* **What is being asked**
Please transcribe the records precisely; pictures stay out of your copy.

>> begin Material for this task

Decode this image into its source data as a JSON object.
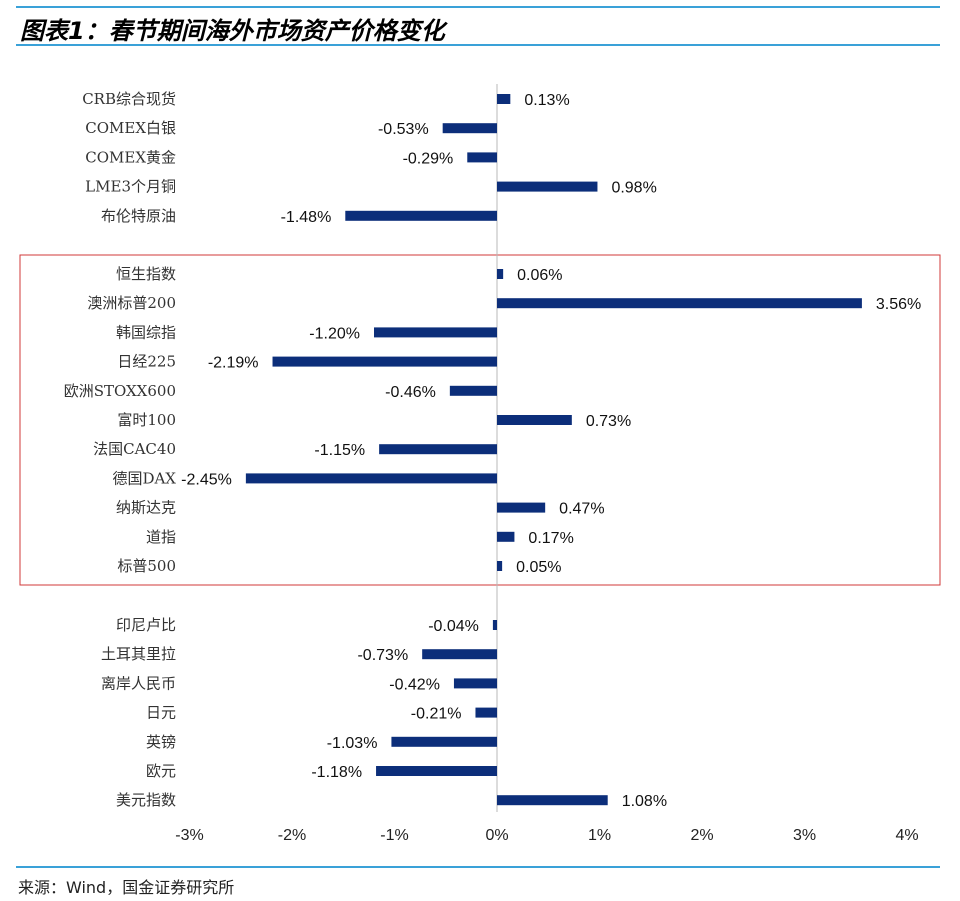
{
  "figure": {
    "title": "图表1：春节期间海外市场资产价格变化",
    "source": "来源：Wind，国金证券研究所"
  },
  "colors": {
    "bar": "#0c2e7a",
    "highlight_box": "#d0393a",
    "rule": "#3aa1d8",
    "axis": "#b8b8b8"
  },
  "chart_data": {
    "type": "bar",
    "orientation": "horizontal",
    "title": "春节期间海外市场资产价格变化",
    "xlabel": "",
    "ylabel": "",
    "xlim": [
      -3,
      4
    ],
    "x_ticks": [
      "-3%",
      "-2%",
      "-1%",
      "0%",
      "1%",
      "2%",
      "3%",
      "4%"
    ],
    "tick_values": [
      -3,
      -2,
      -1,
      0,
      1,
      2,
      3,
      4
    ],
    "unit": "%",
    "groups": [
      {
        "name": "commodities",
        "highlighted": false,
        "categories": [
          "CRB综合现货",
          "COMEX白银",
          "COMEX黄金",
          "LME3个月铜",
          "布伦特原油"
        ],
        "values": [
          0.13,
          -0.53,
          -0.29,
          0.98,
          -1.48
        ],
        "labels": [
          "0.13%",
          "-0.53%",
          "-0.29%",
          "0.98%",
          "-1.48%"
        ]
      },
      {
        "name": "equity_indices",
        "highlighted": true,
        "categories": [
          "恒生指数",
          "澳洲标普200",
          "韩国综指",
          "日经225",
          "欧洲STOXX600",
          "富时100",
          "法国CAC40",
          "德国DAX",
          "纳斯达克",
          "道指",
          "标普500"
        ],
        "values": [
          0.06,
          3.56,
          -1.2,
          -2.19,
          -0.46,
          0.73,
          -1.15,
          -2.45,
          0.47,
          0.17,
          0.05
        ],
        "labels": [
          "0.06%",
          "3.56%",
          "-1.20%",
          "-2.19%",
          "-0.46%",
          "0.73%",
          "-1.15%",
          "-2.45%",
          "0.47%",
          "0.17%",
          "0.05%"
        ]
      },
      {
        "name": "currencies",
        "highlighted": false,
        "categories": [
          "印尼卢比",
          "土耳其里拉",
          "离岸人民币",
          "日元",
          "英镑",
          "欧元",
          "美元指数"
        ],
        "values": [
          -0.04,
          -0.73,
          -0.42,
          -0.21,
          -1.03,
          -1.18,
          1.08
        ],
        "labels": [
          "-0.04%",
          "-0.73%",
          "-0.42%",
          "-0.21%",
          "-1.03%",
          "-1.18%",
          "1.08%"
        ]
      }
    ]
  }
}
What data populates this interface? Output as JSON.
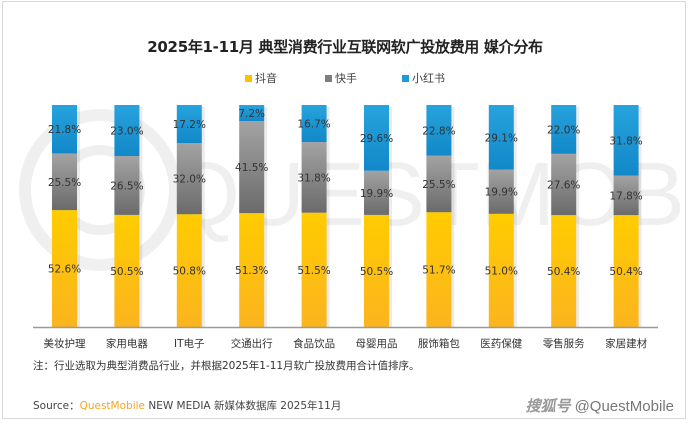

>> end Material for this task

* **Answer for this exercise**
Decode this image into its source data as a JSON object.
{
  "figure": {
    "title": "图表1：春节期间海外市场资产价格变化",
    "source": "来源：Wind，国金证券研究所"
  },
  "colors": {
    "bar": "#0c2e7a",
    "highlight_box": "#d0393a",
    "rule": "#3aa1d8",
    "axis": "#b8b8b8"
  },
  "chart_data": {
    "type": "bar",
    "orientation": "horizontal",
    "title": "春节期间海外市场资产价格变化",
    "xlabel": "",
    "ylabel": "",
    "xlim": [
      -3,
      4
    ],
    "x_ticks": [
      "-3%",
      "-2%",
      "-1%",
      "0%",
      "1%",
      "2%",
      "3%",
      "4%"
    ],
    "tick_values": [
      -3,
      -2,
      -1,
      0,
      1,
      2,
      3,
      4
    ],
    "unit": "%",
    "groups": [
      {
        "name": "commodities",
        "highlighted": false,
        "categories": [
          "CRB综合现货",
          "COMEX白银",
          "COMEX黄金",
          "LME3个月铜",
          "布伦特原油"
        ],
        "values": [
          0.13,
          -0.53,
          -0.29,
          0.98,
          -1.48
        ],
        "labels": [
          "0.13%",
          "-0.53%",
          "-0.29%",
          "0.98%",
          "-1.48%"
        ]
      },
      {
        "name": "equity_indices",
        "highlighted": true,
        "categories": [
          "恒生指数",
          "澳洲标普200",
          "韩国综指",
          "日经225",
          "欧洲STOXX600",
          "富时100",
          "法国CAC40",
          "德国DAX",
          "纳斯达克",
          "道指",
          "标普500"
        ],
        "values": [
          0.06,
          3.56,
          -1.2,
          -2.19,
          -0.46,
          0.73,
          -1.15,
          -2.45,
          0.47,
          0.17,
          0.05
        ],
        "labels": [
          "0.06%",
          "3.56%",
          "-1.20%",
          "-2.19%",
          "-0.46%",
          "0.73%",
          "-1.15%",
          "-2.45%",
          "0.47%",
          "0.17%",
          "0.05%"
        ]
      },
      {
        "name": "currencies",
        "highlighted": false,
        "categories": [
          "印尼卢比",
          "土耳其里拉",
          "离岸人民币",
          "日元",
          "英镑",
          "欧元",
          "美元指数"
        ],
        "values": [
          -0.04,
          -0.73,
          -0.42,
          -0.21,
          -1.03,
          -1.18,
          1.08
        ],
        "labels": [
          "-0.04%",
          "-0.73%",
          "-0.42%",
          "-0.21%",
          "-1.03%",
          "-1.18%",
          "1.08%"
        ]
      }
    ]
  }
}
What data populates this interface? Output as JSON.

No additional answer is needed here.